■ Records:
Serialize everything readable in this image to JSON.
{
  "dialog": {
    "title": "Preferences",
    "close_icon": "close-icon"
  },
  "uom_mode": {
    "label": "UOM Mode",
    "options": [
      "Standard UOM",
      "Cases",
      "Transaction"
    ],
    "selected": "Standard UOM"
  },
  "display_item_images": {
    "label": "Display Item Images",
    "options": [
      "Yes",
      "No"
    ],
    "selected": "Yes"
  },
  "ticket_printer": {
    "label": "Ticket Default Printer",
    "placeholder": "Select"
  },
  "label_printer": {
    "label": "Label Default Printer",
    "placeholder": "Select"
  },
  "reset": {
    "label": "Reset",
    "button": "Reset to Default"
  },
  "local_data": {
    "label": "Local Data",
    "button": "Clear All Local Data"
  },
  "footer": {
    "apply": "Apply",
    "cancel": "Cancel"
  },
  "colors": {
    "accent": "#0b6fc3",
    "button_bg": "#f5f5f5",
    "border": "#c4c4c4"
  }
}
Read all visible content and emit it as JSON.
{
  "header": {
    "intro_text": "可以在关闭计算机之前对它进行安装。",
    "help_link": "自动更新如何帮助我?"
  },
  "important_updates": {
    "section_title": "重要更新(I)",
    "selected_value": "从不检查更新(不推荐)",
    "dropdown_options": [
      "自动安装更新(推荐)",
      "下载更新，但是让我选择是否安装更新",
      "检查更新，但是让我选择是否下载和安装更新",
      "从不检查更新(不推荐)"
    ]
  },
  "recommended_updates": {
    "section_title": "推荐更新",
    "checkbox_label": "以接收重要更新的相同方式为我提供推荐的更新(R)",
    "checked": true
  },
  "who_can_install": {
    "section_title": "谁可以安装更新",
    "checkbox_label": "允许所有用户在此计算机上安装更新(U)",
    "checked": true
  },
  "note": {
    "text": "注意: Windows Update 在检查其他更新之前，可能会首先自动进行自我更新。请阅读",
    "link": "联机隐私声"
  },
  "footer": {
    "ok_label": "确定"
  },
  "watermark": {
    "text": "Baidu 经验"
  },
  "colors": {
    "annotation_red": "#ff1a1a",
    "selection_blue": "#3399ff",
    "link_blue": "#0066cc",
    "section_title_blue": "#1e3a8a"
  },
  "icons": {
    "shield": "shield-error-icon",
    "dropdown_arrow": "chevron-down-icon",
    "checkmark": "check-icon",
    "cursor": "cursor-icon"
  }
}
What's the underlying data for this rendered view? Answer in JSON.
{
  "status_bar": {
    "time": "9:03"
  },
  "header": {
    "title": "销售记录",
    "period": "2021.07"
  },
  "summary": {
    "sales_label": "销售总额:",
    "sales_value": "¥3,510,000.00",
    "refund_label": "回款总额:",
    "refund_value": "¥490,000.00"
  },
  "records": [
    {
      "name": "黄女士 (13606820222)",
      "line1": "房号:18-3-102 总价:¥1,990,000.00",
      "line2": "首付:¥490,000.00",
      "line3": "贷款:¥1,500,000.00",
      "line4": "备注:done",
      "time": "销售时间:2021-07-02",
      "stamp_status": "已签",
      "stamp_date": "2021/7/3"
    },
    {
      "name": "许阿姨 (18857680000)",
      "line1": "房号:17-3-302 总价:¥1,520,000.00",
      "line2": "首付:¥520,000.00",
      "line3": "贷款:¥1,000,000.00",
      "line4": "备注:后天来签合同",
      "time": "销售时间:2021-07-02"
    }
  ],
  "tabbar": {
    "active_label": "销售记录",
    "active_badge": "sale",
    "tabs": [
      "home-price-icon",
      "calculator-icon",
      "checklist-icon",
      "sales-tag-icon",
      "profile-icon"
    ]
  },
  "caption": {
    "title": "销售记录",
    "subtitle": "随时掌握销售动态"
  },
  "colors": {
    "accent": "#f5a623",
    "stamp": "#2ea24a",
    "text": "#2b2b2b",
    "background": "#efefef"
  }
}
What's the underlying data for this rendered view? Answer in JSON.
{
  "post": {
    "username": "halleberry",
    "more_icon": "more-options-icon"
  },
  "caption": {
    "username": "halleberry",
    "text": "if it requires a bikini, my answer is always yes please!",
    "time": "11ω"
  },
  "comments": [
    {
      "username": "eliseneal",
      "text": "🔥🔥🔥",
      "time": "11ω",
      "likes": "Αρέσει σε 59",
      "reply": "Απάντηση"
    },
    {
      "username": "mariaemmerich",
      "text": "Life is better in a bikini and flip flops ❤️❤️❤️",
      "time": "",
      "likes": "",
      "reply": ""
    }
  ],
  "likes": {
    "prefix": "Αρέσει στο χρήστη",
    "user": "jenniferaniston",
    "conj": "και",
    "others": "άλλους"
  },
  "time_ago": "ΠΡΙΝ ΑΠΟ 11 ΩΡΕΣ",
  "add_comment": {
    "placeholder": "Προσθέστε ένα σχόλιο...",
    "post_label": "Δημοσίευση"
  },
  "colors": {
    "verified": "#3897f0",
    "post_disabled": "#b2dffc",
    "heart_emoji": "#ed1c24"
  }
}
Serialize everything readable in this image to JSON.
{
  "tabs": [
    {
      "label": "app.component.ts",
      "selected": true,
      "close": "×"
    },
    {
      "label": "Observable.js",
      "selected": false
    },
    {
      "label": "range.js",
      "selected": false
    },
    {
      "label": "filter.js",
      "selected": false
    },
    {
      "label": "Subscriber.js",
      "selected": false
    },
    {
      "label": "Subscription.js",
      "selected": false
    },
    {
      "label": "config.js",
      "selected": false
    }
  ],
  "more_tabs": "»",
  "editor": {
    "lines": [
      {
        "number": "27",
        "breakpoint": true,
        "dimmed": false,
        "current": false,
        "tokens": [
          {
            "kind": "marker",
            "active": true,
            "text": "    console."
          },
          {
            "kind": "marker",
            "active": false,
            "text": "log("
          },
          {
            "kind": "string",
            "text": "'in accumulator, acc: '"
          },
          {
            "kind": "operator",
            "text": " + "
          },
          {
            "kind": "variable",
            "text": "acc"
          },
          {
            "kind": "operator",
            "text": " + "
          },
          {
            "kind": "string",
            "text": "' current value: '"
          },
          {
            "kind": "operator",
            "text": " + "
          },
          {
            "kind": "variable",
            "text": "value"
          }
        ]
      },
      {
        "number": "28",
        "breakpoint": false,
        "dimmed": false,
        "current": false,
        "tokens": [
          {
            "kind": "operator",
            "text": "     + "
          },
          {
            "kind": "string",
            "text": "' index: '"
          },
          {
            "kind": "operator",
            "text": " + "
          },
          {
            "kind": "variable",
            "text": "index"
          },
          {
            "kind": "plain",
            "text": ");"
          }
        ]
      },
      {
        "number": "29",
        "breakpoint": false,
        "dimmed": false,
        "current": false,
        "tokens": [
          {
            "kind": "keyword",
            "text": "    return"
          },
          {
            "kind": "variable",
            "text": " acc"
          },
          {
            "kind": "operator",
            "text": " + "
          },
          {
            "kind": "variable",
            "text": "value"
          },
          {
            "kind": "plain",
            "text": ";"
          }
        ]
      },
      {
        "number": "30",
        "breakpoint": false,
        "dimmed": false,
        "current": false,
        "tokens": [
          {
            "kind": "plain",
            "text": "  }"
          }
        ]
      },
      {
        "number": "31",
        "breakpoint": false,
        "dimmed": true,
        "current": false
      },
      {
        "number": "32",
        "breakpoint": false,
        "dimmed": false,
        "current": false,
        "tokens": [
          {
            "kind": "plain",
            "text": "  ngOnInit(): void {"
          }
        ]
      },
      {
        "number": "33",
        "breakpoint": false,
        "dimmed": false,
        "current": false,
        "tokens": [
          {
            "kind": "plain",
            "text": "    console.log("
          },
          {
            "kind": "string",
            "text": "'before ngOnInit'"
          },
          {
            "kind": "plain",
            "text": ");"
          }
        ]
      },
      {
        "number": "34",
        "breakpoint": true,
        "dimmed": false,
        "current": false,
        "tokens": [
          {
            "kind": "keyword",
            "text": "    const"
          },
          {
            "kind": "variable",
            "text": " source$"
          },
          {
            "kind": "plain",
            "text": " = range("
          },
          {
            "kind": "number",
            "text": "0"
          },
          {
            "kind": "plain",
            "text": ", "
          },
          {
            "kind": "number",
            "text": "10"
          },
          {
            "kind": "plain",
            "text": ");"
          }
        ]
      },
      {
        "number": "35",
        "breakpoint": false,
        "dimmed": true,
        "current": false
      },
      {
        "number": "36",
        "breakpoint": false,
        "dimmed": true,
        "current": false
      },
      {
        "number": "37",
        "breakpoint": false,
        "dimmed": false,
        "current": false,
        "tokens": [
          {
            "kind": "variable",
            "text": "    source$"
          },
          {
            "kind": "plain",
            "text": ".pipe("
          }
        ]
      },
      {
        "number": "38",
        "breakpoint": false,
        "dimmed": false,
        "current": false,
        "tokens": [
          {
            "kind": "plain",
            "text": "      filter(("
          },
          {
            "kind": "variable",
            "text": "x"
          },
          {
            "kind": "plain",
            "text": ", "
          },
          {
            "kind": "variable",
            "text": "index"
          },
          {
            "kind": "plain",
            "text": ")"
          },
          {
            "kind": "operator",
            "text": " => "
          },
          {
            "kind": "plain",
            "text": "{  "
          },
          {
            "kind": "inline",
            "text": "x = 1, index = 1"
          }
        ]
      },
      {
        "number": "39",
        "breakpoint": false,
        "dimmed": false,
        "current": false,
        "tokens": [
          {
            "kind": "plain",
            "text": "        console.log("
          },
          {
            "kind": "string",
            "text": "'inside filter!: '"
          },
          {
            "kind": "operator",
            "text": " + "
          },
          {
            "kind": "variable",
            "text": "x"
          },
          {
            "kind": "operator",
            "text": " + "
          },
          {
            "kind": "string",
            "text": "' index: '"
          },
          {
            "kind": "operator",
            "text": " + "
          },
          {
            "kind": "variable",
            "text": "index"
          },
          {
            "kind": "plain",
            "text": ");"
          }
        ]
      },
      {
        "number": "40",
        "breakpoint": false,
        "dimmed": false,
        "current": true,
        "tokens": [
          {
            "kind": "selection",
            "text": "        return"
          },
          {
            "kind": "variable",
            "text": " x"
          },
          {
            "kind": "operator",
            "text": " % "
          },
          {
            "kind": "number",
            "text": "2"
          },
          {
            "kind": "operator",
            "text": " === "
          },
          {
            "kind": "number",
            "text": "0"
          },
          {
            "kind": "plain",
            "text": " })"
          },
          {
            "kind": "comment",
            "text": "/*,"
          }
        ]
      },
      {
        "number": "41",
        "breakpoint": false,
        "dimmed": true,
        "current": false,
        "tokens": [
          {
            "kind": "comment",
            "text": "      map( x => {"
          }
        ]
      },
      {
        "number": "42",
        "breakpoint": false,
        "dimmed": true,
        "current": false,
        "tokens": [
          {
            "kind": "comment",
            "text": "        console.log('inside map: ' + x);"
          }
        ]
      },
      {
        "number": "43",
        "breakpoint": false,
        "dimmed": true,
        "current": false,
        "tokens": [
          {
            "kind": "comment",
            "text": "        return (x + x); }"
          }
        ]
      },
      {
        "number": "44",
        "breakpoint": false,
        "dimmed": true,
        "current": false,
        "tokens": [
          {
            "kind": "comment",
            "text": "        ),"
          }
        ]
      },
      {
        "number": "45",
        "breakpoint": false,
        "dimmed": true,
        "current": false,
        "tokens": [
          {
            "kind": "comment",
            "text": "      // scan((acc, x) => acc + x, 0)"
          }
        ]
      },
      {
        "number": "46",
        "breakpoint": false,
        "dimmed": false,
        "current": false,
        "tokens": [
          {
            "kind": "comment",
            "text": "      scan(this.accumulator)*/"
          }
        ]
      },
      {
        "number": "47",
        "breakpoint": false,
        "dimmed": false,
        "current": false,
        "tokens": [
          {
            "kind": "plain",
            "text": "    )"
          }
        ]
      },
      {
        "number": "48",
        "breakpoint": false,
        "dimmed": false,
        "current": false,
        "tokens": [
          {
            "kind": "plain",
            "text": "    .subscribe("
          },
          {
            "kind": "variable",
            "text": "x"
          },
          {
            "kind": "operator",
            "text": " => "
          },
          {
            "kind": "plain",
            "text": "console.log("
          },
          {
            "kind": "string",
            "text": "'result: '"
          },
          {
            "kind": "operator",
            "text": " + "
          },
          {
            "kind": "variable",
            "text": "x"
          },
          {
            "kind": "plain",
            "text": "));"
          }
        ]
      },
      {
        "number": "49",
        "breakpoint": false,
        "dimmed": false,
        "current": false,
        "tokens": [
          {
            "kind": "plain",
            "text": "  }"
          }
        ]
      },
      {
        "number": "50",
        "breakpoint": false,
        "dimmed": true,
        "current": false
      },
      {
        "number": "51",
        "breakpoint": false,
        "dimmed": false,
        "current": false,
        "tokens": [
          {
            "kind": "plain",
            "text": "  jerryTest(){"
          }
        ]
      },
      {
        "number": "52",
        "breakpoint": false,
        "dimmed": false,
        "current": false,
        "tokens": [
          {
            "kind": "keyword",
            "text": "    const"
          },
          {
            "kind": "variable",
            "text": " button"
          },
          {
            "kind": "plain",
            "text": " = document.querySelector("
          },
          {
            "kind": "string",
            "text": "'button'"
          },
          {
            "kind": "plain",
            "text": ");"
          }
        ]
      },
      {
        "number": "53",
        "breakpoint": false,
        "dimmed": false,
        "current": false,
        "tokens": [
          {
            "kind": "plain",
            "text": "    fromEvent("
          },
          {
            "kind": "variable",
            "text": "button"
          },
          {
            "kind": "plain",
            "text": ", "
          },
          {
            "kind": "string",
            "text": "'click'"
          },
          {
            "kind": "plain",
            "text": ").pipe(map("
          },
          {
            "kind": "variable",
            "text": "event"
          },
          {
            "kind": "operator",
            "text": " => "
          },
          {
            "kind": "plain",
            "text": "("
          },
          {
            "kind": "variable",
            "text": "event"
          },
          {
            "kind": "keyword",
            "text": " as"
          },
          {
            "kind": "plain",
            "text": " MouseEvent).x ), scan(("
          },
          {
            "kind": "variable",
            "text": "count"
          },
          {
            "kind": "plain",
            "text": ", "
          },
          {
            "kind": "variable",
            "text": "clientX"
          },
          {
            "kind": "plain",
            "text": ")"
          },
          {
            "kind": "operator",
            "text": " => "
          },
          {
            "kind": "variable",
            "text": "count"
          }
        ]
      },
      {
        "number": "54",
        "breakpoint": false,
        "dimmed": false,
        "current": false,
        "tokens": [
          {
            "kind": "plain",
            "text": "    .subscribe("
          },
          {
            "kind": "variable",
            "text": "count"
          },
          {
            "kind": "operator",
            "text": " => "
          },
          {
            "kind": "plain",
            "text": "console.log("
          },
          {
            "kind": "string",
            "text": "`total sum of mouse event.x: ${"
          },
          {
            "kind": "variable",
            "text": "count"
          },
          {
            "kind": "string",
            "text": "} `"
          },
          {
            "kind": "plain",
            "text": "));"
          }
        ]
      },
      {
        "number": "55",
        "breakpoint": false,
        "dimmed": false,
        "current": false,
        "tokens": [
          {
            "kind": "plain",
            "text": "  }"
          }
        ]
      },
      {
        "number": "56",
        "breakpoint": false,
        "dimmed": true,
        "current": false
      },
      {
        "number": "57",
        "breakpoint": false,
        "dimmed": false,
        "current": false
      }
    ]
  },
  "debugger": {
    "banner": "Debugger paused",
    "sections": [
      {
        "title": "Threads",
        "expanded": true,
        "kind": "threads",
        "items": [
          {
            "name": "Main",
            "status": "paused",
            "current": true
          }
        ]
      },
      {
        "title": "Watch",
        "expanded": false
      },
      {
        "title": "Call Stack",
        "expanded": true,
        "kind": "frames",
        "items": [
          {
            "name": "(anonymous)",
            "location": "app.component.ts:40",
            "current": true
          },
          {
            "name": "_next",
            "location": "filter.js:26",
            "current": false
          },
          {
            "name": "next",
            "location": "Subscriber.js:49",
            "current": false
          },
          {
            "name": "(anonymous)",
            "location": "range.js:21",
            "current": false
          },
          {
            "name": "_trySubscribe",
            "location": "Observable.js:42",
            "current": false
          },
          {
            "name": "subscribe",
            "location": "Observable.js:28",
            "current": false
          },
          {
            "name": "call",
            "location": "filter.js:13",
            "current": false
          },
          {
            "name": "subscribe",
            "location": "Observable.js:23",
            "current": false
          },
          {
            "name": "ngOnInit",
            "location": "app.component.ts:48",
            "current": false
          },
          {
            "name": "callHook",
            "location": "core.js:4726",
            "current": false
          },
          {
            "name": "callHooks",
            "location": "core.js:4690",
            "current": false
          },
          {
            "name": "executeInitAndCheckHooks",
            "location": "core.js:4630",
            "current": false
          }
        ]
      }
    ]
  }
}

■ What is needed:
Show each line of the listing that holds the string "accumulator".

■ Solved problem:
            "text": "'in accumulator, acc: '"
            "text": "      scan(this.accumulator)*/"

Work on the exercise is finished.